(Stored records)
• • • •
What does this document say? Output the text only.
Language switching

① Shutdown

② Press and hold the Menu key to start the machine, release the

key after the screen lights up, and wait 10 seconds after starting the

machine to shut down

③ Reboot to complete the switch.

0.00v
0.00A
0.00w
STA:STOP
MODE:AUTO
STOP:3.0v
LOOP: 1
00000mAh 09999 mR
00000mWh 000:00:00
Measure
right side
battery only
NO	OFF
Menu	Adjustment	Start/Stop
• • • •
**Task statement:** Exactly reproduce every line of the data above.

**Problem solution:**
What does this document say? Output the text only.
Language switching

① Shutdown

② Press and hold the Menu key to start the machine, release the

key after the screen lights up, and wait 10 seconds after starting the

machine to shut down

③ Reboot to complete the switch.

0.00v
0.00A
0.00w
STA:STOP
MODE:AUTO
STOP:3.0v
LOOP: 1
00000mAh 09999 mR
00000mWh 000:00:00
Measure
right side
battery only
NO	OFF
Menu	Adjustment	Start/Stop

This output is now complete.